▶ [Reading passage]:
——————

Read: Traditional bullying

Certain characteristics inherent in online technologies increase the likelihood that they will be exploited for deviant purposes.[9] Unlike physical bullying, electronic bullies can remain virtually anonymous using temporary email accounts, pseudonyms in chat rooms, instant messaging programs, cell-phone text messaging, and other Internet venues to mask their identity; this perhaps frees them from normative and social constraints on their behavior.

Additionally, electronic forums often lack supervision. While chat hosts regularly observe the dialog in some chat rooms in an effort to police conversations and evict offensive individuals, personal messages sent between users (such as electronic mail or text messages) are viewable only by the sender and the recipient, thereby falling outside the regulatory reach of such authorities. In addition, when teenagers know more about computers and cellular phones than their parents or guardians, they are therefore able to operate the technologies without concern that a parent will discover their experience with bullying (whether as a victim or offender).

——————

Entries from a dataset
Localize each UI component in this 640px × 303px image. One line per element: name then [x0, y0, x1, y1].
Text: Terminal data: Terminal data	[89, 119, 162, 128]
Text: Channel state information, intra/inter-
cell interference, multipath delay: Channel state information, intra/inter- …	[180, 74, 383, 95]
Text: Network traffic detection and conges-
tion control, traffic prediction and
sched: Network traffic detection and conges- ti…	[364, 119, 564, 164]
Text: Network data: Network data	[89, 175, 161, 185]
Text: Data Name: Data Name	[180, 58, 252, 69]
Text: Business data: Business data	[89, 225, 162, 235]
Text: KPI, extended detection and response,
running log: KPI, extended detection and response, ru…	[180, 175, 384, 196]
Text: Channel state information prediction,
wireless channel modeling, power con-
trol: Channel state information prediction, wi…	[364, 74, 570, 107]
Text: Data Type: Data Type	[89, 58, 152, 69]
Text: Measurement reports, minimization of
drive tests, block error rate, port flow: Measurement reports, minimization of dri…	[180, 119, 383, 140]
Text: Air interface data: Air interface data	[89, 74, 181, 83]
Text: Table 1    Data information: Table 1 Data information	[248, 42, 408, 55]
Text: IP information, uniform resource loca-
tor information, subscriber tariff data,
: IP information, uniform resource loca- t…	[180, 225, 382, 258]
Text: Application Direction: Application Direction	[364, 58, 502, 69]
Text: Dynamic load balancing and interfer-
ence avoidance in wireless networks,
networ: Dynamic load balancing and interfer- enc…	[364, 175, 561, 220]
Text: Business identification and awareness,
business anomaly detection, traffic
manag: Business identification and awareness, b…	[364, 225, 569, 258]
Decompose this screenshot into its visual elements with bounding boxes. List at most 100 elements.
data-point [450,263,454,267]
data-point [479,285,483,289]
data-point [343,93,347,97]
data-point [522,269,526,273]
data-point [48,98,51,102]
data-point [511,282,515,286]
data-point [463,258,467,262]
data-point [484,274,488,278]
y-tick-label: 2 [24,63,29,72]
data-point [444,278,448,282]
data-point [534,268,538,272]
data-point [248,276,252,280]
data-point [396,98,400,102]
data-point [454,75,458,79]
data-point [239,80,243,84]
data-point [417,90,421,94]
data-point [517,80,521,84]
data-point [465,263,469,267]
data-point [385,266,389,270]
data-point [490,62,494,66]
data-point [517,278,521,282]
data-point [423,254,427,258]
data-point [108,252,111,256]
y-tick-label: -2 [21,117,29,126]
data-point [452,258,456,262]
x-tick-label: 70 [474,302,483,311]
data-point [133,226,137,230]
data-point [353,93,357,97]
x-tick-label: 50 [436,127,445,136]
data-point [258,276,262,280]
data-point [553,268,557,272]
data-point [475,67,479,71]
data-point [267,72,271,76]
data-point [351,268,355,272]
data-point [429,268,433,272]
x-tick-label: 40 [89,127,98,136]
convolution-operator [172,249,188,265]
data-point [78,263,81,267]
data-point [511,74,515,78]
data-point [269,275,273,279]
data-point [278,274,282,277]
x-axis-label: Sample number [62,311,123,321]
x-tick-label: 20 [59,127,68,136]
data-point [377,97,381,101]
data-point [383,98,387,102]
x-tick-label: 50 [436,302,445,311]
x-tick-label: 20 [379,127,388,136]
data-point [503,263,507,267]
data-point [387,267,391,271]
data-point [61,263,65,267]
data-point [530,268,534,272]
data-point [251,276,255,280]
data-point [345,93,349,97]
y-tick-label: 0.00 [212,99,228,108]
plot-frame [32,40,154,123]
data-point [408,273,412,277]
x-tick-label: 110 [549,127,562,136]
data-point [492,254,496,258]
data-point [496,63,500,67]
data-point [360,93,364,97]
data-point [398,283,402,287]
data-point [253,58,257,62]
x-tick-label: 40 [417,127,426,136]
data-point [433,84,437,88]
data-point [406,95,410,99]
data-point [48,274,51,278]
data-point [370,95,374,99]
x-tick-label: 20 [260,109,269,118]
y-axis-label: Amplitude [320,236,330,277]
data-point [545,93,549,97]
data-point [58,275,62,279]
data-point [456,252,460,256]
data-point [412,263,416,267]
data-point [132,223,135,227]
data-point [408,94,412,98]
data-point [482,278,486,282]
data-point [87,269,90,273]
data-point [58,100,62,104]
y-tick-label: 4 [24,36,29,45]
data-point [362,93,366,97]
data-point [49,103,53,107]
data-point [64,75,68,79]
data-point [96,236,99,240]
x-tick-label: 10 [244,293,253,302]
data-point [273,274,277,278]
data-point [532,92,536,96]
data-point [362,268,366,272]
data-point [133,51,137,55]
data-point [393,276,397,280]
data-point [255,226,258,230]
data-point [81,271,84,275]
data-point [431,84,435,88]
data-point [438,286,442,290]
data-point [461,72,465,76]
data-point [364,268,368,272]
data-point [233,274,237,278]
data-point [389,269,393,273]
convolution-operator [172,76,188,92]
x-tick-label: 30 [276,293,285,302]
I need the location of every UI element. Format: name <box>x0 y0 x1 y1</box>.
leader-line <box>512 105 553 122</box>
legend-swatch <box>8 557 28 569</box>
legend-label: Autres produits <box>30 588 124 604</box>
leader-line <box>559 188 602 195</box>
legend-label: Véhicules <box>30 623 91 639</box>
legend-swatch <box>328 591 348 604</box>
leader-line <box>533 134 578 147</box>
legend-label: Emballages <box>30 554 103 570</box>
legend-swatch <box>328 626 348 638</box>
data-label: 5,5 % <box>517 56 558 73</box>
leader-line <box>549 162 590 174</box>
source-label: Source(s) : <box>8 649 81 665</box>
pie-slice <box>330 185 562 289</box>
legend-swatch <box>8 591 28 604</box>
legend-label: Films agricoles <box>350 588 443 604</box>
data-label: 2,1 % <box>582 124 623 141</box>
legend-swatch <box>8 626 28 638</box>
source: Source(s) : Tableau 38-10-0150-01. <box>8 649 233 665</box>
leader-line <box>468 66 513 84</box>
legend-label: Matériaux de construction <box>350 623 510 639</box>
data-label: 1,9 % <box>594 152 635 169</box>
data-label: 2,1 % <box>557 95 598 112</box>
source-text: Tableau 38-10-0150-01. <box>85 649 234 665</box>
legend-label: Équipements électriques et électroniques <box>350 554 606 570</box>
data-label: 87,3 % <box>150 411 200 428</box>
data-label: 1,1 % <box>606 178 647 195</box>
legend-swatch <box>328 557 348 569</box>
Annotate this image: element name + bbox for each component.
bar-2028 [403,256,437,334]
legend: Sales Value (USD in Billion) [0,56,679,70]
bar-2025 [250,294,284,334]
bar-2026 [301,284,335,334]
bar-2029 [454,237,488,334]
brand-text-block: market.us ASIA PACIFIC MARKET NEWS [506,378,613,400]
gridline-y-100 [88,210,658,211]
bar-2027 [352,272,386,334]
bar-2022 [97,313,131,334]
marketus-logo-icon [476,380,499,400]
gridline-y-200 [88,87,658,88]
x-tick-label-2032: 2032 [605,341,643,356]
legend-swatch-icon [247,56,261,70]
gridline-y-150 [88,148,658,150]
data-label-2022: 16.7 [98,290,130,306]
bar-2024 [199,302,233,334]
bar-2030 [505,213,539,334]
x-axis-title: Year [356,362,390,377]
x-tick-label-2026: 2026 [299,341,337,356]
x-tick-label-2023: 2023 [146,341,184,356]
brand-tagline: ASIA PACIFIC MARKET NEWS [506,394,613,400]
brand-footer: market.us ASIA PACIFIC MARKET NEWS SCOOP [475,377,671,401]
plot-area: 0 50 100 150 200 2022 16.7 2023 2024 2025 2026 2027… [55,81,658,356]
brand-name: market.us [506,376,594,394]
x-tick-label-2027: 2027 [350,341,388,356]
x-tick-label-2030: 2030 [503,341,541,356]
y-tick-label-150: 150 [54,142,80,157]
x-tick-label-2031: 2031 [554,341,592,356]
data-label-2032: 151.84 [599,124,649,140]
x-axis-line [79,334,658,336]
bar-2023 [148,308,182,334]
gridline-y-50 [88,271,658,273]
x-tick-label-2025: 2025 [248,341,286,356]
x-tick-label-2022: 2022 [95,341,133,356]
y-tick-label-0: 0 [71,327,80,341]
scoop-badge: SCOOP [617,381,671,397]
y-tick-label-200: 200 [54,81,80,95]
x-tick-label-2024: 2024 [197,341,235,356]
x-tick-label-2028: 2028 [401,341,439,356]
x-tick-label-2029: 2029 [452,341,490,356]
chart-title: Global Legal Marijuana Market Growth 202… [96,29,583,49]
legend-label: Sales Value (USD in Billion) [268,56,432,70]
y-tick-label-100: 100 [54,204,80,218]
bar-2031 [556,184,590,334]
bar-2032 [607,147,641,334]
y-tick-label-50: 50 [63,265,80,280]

——————

▶ [Your task]:
Write the next paragraph of the passage above on electronic bullying and online anonymity, picking up right after its final sentence.

▶ [Exercise answer]:
Another factor is the inseparability of a cellular phone from its owner, making that person a perpetual target for victimization. Users often need to keep their phone turned on for legitimate purposes, which provides the opportunity for those with malicious intentions to engage in persistent unwelcome behavior such as harassing telephone calls or threatening and insulting statements via the cellular phone’s text messaging capabilities. Cyberbullying thus penetrates the walls of a home, traditionally a place where victims could seek refuge from other forms of bullying. Compounding this infiltration into the home life of the cyberbully victim is the unique way in which the internet can “create simultaneous sensations of exposure (the whole world is watching) and alienation (no one understands).”[15] For youth who experience shame or self-hatred, this effect is dangerous because it can lead to extreme self-isolation.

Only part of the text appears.